● What you are asked to do
Repeat every record below exactly, leaving out the pictures.

● Information provided
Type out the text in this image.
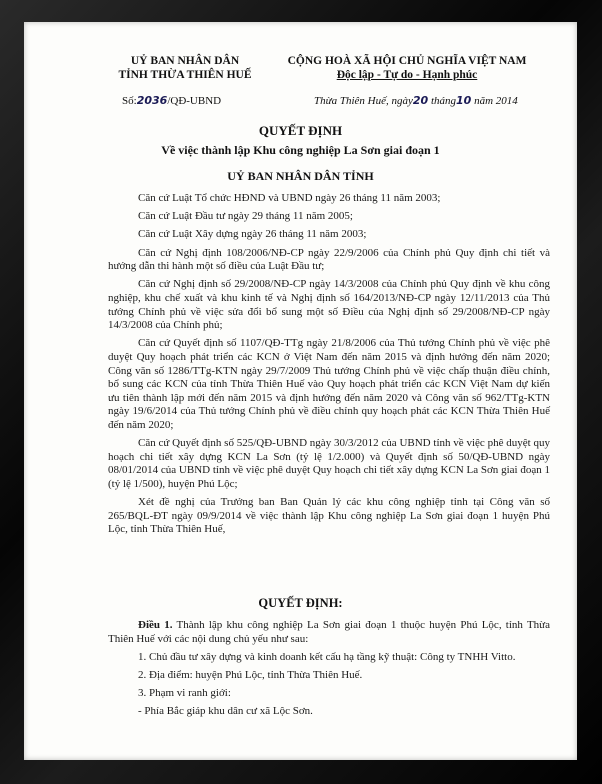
UỶ BAN NHÂN DÂN
TỈNH THỪA THIÊN HUẾ
CỘNG HOÀ XÃ HỘI CHỦ NGHĨA VIỆT NAM
Độc lập - Tự do - Hạnh phúc
Số:2036/QĐ-UBND	Thừa Thiên Huế, ngày20 tháng10 năm 2014
QUYẾT ĐỊNH
Về việc thành lập Khu công nghiệp La Sơn giai đoạn 1
UỶ BAN NHÂN DÂN TỈNH

Căn cứ Luật Tổ chức HĐND và UBND ngày 26 tháng 11 năm 2003;

Căn cứ Luật Đầu tư ngày 29 tháng 11 năm 2005;

Căn cứ Luật Xây dựng ngày 26 tháng 11 năm 2003;

Căn cứ Nghị định 108/2006/NĐ-CP ngày 22/9/2006 của Chính phủ Quy định chi tiết và hướng dẫn thi hành một số điều của Luật Đầu tư;

Căn cứ Nghị định số 29/2008/NĐ-CP ngày 14/3/2008 của Chính phủ Quy định về khu công nghiệp, khu chế xuất và khu kinh tế và Nghị định số 164/2013/NĐ-CP ngày 12/11/2013 của Thủ tướng Chính phủ về việc sửa đổi bổ sung một số Điều của Nghị định số 29/2008/NĐ-CP ngày 14/3/2008 của Chính phủ;

Căn cứ Quyết định số 1107/QĐ-TTg ngày 21/8/2006 của Thủ tướng Chính phủ về việc phê duyệt Quy hoạch phát triển các KCN ở Việt Nam đến năm 2015 và định hướng đến năm 2020; Công văn số 1286/TTg-KTN ngày 29/7/2009 Thủ tướng Chính phủ về việc chấp thuận điều chỉnh, bổ sung các KCN của tỉnh Thừa Thiên Huế vào Quy hoạch phát triển các KCN Việt Nam dự kiến ưu tiên thành lập mới đến năm 2015 và định hướng đến năm 2020 và Công văn số 962/TTg-KTN ngày 19/6/2014 của Thủ tướng Chính phủ về điều chỉnh quy hoạch phát các KCN Thừa Thiên Huế đến năm 2020;

Căn cứ Quyết định số 525/QĐ-UBND ngày 30/3/2012 của UBND tỉnh về việc phê duyệt quy hoạch chi tiết xây dựng KCN La Sơn (tỷ lệ 1/2.000) và Quyết định số 50/QĐ-UBND ngày 08/01/2014 của UBND tỉnh về việc phê duyệt Quy hoạch chi tiết xây dựng KCN La Sơn giai đoạn 1 (tỷ lệ 1/500), huyện Phú Lộc;

Xét đề nghị của Trưởng ban Ban Quản lý các khu công nghiệp tỉnh tại Công văn số 265/BQL-ĐT ngày 09/9/2014 về việc thành lập Khu công nghiệp La Sơn giai đoạn 1 huyện Phú Lộc, tỉnh Thừa Thiên Huế,

QUYẾT ĐỊNH:

Điều 1. Thành lập khu công nghiệp La Sơn giai đoạn 1 thuộc huyện Phú Lộc, tỉnh Thừa Thiên Huế với các nội dung chủ yếu như sau:

1. Chủ đầu tư xây dựng và kinh doanh kết cấu hạ tầng kỹ thuật: Công ty TNHH Vitto.

2. Địa điểm: huyện Phú Lộc, tỉnh Thừa Thiên Huế.

3. Phạm vi ranh giới:

- Phía Bắc giáp khu dân cư xã Lộc Sơn.
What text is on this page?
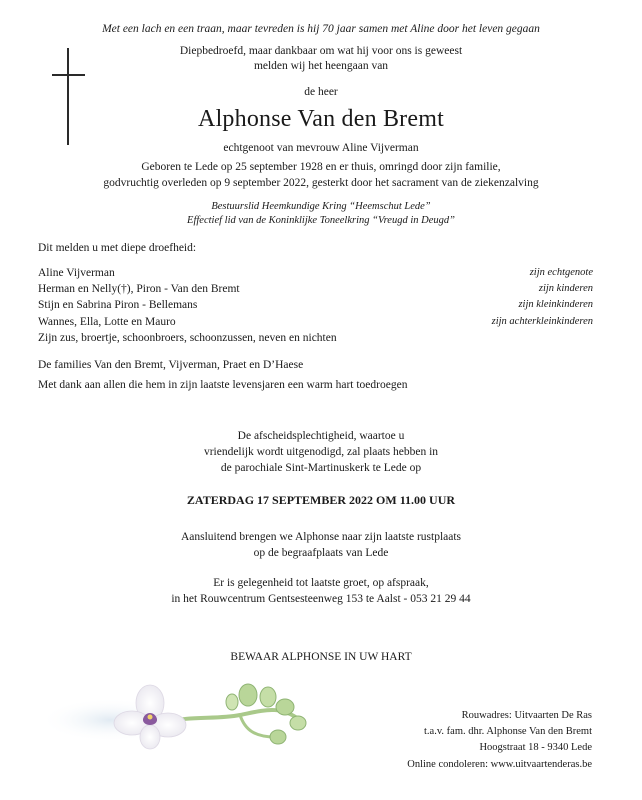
Met een lach en een traan, maar tevreden is hij 70 jaar samen met Aline door het leven gegaan
Diepbedroefd, maar dankbaar om wat hij voor ons is geweest
melden wij het heengaan van
de heer
Alphonse Van den Bremt
echtgenoot van mevrouw Aline Vijverman
Geboren te Lede op 25 september 1928 en er thuis, omringd door zijn familie,
godvruchtig overleden op 9 september 2022, gesterkt door het sacrament van de ziekenzalving
Bestuurslid Heemkundige Kring “Heemschut Lede”
Effectief lid van de Koninklijke Toneelkring “Vreugd in Deugd”
Dit melden u met diepe droefheid:
Aline Vijverman	zijn echtgenote
Herman en Nelly(†), Piron - Van den Bremt	zijn kinderen
Stijn en Sabrina Piron - Bellemans	zijn kleinkinderen
Wannes, Ella, Lotte en Mauro	zijn achterkleinkinderen
Zijn zus, broertje, schoonbroers, schoonzussen, neven en nichten
De families Van den Bremt, Vijverman, Praet en D’Haese
Met dank aan allen die hem in zijn laatste levensjaren een warm hart toedroegen
De afscheidsplechtigheid, waartoe u
vriendelijk wordt uitgenodigd, zal plaats hebben in
de parochiale Sint-Martinuskerk te Lede op
ZATERDAG 17 SEPTEMBER 2022 OM 11.00 UUR
Aansluitend brengen we Alphonse naar zijn laatste rustplaats
op de begraafplaats van Lede
Er is gelegenheid tot laatste groet, op afspraak,
in het Rouwcentrum Gentsesteenweg 153 te Aalst - 053 21 29 44
BEWAAR ALPHONSE IN UW HART
Rouwadres: Uitvaarten De Ras
t.a.v. fam. dhr. Alphonse Van den Bremt
Hoogstraat 18 - 9340 Lede
Online condoleren: www.uitvaartenderas.be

● Reply
Type out the text in this image.
UỶ BAN NHÂN DÂN
TỈNH THỪA THIÊN HUẾ
CỘNG HOÀ XÃ HỘI CHỦ NGHĨA VIỆT NAM
Độc lập - Tự do - Hạnh phúc
Số:2036/QĐ-UBND	Thừa Thiên Huế, ngày20 tháng10 năm 2014
QUYẾT ĐỊNH
Về việc thành lập Khu công nghiệp La Sơn giai đoạn 1
UỶ BAN NHÂN DÂN TỈNH

Căn cứ Luật Tổ chức HĐND và UBND ngày 26 tháng 11 năm 2003;

Căn cứ Luật Đầu tư ngày 29 tháng 11 năm 2005;

Căn cứ Luật Xây dựng ngày 26 tháng 11 năm 2003;

Căn cứ Nghị định 108/2006/NĐ-CP ngày 22/9/2006 của Chính phủ Quy định chi tiết và hướng dẫn thi hành một số điều của Luật Đầu tư;

Căn cứ Nghị định số 29/2008/NĐ-CP ngày 14/3/2008 của Chính phủ Quy định về khu công nghiệp, khu chế xuất và khu kinh tế và Nghị định số 164/2013/NĐ-CP ngày 12/11/2013 của Thủ tướng Chính phủ về việc sửa đổi bổ sung một số Điều của Nghị định số 29/2008/NĐ-CP ngày 14/3/2008 của Chính phủ;

Căn cứ Quyết định số 1107/QĐ-TTg ngày 21/8/2006 của Thủ tướng Chính phủ về việc phê duyệt Quy hoạch phát triển các KCN ở Việt Nam đến năm 2015 và định hướng đến năm 2020; Công văn số 1286/TTg-KTN ngày 29/7/2009 Thủ tướng Chính phủ về việc chấp thuận điều chỉnh, bổ sung các KCN của tỉnh Thừa Thiên Huế vào Quy hoạch phát triển các KCN Việt Nam dự kiến ưu tiên thành lập mới đến năm 2015 và định hướng đến năm 2020 và Công văn số 962/TTg-KTN ngày 19/6/2014 của Thủ tướng Chính phủ về điều chỉnh quy hoạch phát các KCN Thừa Thiên Huế đến năm 2020;

Căn cứ Quyết định số 525/QĐ-UBND ngày 30/3/2012 của UBND tỉnh về việc phê duyệt quy hoạch chi tiết xây dựng KCN La Sơn (tỷ lệ 1/2.000) và Quyết định số 50/QĐ-UBND ngày 08/01/2014 của UBND tỉnh về việc phê duyệt Quy hoạch chi tiết xây dựng KCN La Sơn giai đoạn 1 (tỷ lệ 1/500), huyện Phú Lộc;

Xét đề nghị của Trưởng ban Ban Quản lý các khu công nghiệp tỉnh tại Công văn số 265/BQL-ĐT ngày 09/9/2014 về việc thành lập Khu công nghiệp La Sơn giai đoạn 1 huyện Phú Lộc, tỉnh Thừa Thiên Huế,

QUYẾT ĐỊNH:

Điều 1. Thành lập khu công nghiệp La Sơn giai đoạn 1 thuộc huyện Phú Lộc, tỉnh Thừa Thiên Huế với các nội dung chủ yếu như sau:

1. Chủ đầu tư xây dựng và kinh doanh kết cấu hạ tầng kỹ thuật: Công ty TNHH Vitto.

2. Địa điểm: huyện Phú Lộc, tỉnh Thừa Thiên Huế.

3. Phạm vi ranh giới:

- Phía Bắc giáp khu dân cư xã Lộc Sơn.
What text is on this page?
Met een lach en een traan, maar tevreden is hij 70 jaar samen met Aline door het leven gegaan
Diepbedroefd, maar dankbaar om wat hij voor ons is geweest
melden wij het heengaan van
de heer
Alphonse Van den Bremt
echtgenoot van mevrouw Aline Vijverman
Geboren te Lede op 25 september 1928 en er thuis, omringd door zijn familie,
godvruchtig overleden op 9 september 2022, gesterkt door het sacrament van de ziekenzalving
Bestuurslid Heemkundige Kring “Heemschut Lede”
Effectief lid van de Koninklijke Toneelkring “Vreugd in Deugd”
Dit melden u met diepe droefheid:
Aline Vijverman	zijn echtgenote
Herman en Nelly(†), Piron - Van den Bremt	zijn kinderen
Stijn en Sabrina Piron - Bellemans	zijn kleinkinderen
Wannes, Ella, Lotte en Mauro	zijn achterkleinkinderen
Zijn zus, broertje, schoonbroers, schoonzussen, neven en nichten
De families Van den Bremt, Vijverman, Praet en D’Haese
Met dank aan allen die hem in zijn laatste levensjaren een warm hart toedroegen
De afscheidsplechtigheid, waartoe u
vriendelijk wordt uitgenodigd, zal plaats hebben in
de parochiale Sint-Martinuskerk te Lede op
ZATERDAG 17 SEPTEMBER 2022 OM 11.00 UUR
Aansluitend brengen we Alphonse naar zijn laatste rustplaats
op de begraafplaats van Lede
Er is gelegenheid tot laatste groet, op afspraak,
in het Rouwcentrum Gentsesteenweg 153 te Aalst - 053 21 29 44
BEWAAR ALPHONSE IN UW HART
Rouwadres: Uitvaarten De Ras
t.a.v. fam. dhr. Alphonse Van den Bremt
Hoogstraat 18 - 9340 Lede
Online condoleren: www.uitvaartenderas.be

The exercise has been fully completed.